▶ [Work required]:
Scan the listing below and copy every line holding "стандартов".

▶ [Records for this task]:
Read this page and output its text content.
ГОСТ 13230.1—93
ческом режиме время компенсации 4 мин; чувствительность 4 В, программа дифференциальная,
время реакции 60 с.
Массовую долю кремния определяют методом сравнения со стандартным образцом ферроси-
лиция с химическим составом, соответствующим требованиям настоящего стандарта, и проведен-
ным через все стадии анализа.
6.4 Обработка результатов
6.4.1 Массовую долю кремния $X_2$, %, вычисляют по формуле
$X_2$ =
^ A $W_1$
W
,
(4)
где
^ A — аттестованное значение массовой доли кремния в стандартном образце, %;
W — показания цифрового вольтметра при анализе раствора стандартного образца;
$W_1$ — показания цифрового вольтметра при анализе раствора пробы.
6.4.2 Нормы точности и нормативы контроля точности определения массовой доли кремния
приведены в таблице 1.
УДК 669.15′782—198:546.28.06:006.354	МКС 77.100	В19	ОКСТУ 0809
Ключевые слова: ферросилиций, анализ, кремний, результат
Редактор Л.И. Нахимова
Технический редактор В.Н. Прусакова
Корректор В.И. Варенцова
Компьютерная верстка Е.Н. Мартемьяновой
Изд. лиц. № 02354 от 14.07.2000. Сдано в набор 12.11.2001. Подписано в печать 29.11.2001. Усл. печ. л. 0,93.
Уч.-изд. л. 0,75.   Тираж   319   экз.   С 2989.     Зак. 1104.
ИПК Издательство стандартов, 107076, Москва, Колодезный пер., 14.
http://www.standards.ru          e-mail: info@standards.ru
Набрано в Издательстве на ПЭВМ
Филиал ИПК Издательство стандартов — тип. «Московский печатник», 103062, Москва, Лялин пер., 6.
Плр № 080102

▶ [Task output]:
ИПК Издательство стандартов, 107076, Москва, Колодезный пер., 14.
Филиал ИПК Издательство стандартов — тип. «Московский печатник», 103062, Москва, Лялин пер., 6.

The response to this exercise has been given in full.